Stored dataset items:

- Opening Delimiter -

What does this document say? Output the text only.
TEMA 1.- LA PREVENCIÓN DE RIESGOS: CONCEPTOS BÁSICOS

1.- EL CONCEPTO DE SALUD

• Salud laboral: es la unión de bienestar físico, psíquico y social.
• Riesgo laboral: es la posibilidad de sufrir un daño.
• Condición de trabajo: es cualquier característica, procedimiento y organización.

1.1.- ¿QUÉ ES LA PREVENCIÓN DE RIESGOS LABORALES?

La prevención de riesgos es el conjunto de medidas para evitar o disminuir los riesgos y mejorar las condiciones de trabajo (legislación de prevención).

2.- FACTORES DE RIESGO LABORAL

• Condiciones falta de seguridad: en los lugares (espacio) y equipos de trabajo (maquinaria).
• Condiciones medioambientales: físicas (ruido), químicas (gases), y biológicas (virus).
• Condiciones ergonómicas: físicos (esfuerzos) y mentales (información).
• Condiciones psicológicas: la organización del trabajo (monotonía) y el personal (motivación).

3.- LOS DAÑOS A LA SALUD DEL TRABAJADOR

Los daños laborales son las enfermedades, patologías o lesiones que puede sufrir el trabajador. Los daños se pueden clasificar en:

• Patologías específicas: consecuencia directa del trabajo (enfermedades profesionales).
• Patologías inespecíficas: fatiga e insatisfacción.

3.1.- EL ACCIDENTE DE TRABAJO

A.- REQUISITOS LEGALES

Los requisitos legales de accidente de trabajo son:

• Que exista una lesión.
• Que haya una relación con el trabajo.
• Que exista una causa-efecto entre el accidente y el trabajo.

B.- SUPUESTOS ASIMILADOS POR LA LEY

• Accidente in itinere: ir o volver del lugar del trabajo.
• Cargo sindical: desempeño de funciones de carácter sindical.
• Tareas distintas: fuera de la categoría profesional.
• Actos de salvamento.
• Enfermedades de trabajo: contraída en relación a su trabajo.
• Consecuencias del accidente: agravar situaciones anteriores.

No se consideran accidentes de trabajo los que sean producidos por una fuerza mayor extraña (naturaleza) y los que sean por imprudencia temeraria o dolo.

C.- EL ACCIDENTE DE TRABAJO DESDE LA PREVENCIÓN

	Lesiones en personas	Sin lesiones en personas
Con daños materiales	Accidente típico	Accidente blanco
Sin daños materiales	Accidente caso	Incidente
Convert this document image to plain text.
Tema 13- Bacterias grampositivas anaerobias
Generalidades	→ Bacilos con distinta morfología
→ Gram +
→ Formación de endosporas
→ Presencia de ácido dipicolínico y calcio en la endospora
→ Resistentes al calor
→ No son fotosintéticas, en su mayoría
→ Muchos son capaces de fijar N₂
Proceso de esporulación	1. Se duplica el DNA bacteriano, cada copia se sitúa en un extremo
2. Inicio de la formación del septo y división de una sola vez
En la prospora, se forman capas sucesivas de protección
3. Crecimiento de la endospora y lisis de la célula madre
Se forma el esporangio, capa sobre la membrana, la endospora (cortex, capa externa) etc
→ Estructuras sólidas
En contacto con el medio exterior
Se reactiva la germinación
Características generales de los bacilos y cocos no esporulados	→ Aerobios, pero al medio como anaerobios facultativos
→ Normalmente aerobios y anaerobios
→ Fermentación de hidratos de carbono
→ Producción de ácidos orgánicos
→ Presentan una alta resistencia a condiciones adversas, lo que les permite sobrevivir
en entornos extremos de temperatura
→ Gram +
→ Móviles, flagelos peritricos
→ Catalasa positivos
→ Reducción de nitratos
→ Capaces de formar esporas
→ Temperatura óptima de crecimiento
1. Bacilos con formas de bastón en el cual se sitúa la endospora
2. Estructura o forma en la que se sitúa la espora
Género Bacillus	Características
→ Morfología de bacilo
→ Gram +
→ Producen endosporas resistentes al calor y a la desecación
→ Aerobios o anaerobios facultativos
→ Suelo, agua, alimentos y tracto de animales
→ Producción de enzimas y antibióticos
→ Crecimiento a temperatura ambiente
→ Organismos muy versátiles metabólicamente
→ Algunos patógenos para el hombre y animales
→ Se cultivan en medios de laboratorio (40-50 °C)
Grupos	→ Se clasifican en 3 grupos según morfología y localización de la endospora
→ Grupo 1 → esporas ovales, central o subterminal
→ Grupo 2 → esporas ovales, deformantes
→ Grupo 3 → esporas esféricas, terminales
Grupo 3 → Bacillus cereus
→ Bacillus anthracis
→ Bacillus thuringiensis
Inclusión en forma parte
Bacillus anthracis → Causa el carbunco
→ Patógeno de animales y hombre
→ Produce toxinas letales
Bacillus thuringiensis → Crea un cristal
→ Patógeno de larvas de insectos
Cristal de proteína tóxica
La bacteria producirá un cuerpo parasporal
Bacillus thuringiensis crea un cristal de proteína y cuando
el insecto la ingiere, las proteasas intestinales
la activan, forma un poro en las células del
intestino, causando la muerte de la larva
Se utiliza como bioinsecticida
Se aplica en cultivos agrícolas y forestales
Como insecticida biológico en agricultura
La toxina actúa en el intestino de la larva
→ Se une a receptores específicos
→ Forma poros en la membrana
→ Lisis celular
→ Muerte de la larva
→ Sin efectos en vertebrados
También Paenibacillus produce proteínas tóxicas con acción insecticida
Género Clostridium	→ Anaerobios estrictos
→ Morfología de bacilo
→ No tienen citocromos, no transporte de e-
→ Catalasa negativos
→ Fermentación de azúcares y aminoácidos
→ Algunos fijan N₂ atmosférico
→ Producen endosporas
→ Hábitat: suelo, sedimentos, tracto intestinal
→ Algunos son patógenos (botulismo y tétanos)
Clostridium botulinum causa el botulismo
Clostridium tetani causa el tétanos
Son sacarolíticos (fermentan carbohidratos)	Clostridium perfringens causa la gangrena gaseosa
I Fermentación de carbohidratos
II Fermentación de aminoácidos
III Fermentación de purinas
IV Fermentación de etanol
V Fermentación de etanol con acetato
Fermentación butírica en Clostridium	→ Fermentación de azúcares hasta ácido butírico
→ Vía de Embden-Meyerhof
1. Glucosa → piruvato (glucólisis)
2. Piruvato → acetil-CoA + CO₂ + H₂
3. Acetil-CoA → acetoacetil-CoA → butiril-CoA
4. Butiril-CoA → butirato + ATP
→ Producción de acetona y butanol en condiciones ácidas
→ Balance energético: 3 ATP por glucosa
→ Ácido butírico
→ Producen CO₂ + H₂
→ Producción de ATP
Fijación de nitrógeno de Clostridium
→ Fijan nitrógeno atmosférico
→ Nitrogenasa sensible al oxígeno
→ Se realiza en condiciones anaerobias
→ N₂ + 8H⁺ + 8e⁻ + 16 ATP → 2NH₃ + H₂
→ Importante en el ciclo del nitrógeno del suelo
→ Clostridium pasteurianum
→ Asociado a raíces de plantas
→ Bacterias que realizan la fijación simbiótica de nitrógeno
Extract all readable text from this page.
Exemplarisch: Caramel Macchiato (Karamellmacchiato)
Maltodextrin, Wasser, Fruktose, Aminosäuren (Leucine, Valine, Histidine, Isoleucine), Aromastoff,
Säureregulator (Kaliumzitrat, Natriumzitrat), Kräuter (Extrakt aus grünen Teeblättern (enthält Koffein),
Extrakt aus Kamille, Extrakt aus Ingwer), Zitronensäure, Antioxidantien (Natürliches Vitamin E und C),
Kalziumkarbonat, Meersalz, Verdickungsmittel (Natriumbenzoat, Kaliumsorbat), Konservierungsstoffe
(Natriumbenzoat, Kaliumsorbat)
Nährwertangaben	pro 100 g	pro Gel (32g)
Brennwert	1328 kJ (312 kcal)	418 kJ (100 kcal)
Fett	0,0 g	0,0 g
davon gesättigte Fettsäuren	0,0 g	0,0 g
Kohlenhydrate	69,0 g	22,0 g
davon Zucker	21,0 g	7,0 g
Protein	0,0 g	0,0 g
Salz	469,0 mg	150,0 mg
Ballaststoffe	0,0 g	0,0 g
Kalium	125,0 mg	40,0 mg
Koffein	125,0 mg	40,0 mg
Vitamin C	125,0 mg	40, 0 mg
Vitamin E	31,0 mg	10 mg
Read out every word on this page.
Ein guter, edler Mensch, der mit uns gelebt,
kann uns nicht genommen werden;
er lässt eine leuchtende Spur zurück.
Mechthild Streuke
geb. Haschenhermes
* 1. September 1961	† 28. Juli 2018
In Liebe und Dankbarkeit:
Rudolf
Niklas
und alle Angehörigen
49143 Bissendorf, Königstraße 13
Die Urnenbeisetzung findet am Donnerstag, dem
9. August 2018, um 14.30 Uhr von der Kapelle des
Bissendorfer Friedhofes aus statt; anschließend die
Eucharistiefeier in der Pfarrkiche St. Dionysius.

- Closing Delimiter -

**Work required:** Would you filter the records and copy each line that contains the word "sufrir"?

**Result of this exercise:**
• Riesgo laboral: es la posibilidad de sufrir un daño.
Los daños laborales son las enfermedades, patologías o lesiones que puede sufrir el trabajador. Los daños se pueden clasificar en:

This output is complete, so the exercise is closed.